• _Aim of the exercise_
Set down exactly the lines that run from the line with "What's the underlying" to the end of the data, and nothing else.

• _Input material_
● ● ● ● ●

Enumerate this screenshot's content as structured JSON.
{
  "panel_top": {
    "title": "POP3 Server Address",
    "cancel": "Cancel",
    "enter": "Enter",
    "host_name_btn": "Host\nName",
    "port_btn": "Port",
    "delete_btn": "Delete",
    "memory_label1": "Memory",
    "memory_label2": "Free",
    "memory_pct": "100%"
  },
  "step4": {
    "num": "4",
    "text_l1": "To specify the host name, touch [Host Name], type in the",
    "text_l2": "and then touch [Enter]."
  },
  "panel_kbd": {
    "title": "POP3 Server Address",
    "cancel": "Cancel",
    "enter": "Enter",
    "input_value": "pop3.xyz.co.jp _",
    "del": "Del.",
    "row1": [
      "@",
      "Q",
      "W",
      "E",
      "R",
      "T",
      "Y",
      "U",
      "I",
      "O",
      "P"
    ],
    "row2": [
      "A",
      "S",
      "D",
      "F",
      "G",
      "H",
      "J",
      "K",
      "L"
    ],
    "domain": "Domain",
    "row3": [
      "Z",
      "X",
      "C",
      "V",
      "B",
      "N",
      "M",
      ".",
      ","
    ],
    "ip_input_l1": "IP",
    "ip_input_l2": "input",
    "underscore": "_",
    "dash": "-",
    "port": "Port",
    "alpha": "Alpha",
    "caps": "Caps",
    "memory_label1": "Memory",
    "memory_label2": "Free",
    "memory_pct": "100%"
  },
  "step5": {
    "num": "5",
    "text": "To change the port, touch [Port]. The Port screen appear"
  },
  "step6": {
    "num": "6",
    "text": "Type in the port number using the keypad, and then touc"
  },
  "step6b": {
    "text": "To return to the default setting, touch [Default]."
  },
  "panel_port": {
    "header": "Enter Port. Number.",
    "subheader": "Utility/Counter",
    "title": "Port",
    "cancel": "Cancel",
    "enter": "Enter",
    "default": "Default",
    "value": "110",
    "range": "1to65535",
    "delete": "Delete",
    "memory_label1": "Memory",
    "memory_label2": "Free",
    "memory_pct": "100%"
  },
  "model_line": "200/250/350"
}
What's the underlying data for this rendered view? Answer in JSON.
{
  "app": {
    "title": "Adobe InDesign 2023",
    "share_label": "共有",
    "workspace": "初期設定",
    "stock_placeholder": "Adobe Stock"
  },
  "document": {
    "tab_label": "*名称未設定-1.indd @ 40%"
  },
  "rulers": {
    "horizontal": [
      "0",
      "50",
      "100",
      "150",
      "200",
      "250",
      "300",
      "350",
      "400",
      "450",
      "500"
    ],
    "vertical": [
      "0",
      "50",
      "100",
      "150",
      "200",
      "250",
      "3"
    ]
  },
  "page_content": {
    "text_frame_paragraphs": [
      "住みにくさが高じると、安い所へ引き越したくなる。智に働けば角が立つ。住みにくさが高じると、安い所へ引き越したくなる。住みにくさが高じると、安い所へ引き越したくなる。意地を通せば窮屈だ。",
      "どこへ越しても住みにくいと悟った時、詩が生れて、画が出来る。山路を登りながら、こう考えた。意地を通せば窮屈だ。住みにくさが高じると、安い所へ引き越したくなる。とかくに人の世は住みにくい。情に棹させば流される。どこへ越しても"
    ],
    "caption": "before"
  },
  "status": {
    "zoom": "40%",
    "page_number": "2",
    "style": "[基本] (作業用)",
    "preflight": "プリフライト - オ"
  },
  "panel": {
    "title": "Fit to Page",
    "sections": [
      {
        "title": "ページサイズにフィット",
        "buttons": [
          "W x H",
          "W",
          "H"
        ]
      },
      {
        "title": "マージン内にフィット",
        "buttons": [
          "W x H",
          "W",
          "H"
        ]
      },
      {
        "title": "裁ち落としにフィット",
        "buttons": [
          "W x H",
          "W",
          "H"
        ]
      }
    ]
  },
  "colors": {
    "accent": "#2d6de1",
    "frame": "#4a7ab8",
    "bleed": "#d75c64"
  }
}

● ● ● ● ●

• _Answer_
What's the underlying data for this rendered view? Answer in JSON.
{
  "app": {
    "title": "Adobe InDesign 2023",
    "share_label": "共有",
    "workspace": "初期設定",
    "stock_placeholder": "Adobe Stock"
  },
  "document": {
    "tab_label": "*名称未設定-1.indd @ 40%"
  },
  "rulers": {
    "horizontal": [
      "0",
      "50",
      "100",
      "150",
      "200",
      "250",
      "300",
      "350",
      "400",
      "450",
      "500"
    ],
    "vertical": [
      "0",
      "50",
      "100",
      "150",
      "200",
      "250",
      "3"
    ]
  },
  "page_content": {
    "text_frame_paragraphs": [
      "住みにくさが高じると、安い所へ引き越したくなる。智に働けば角が立つ。住みにくさが高じると、安い所へ引き越したくなる。住みにくさが高じると、安い所へ引き越したくなる。意地を通せば窮屈だ。",
      "どこへ越しても住みにくいと悟った時、詩が生れて、画が出来る。山路を登りながら、こう考えた。意地を通せば窮屈だ。住みにくさが高じると、安い所へ引き越したくなる。とかくに人の世は住みにくい。情に棹させば流される。どこへ越しても"
    ],
    "caption": "before"
  },
  "status": {
    "zoom": "40%",
    "page_number": "2",
    "style": "[基本] (作業用)",
    "preflight": "プリフライト - オ"
  },
  "panel": {
    "title": "Fit to Page",
    "sections": [
      {
        "title": "ページサイズにフィット",
        "buttons": [
          "W x H",
          "W",
          "H"
        ]
      },
      {
        "title": "マージン内にフィット",
        "buttons": [
          "W x H",
          "W",
          "H"
        ]
      },
      {
        "title": "裁ち落としにフィット",
        "buttons": [
          "W x H",
          "W",
          "H"
        ]
      }
    ]
  },
  "colors": {
    "accent": "#2d6de1",
    "frame": "#4a7ab8",
    "bleed": "#d75c64"
  }
}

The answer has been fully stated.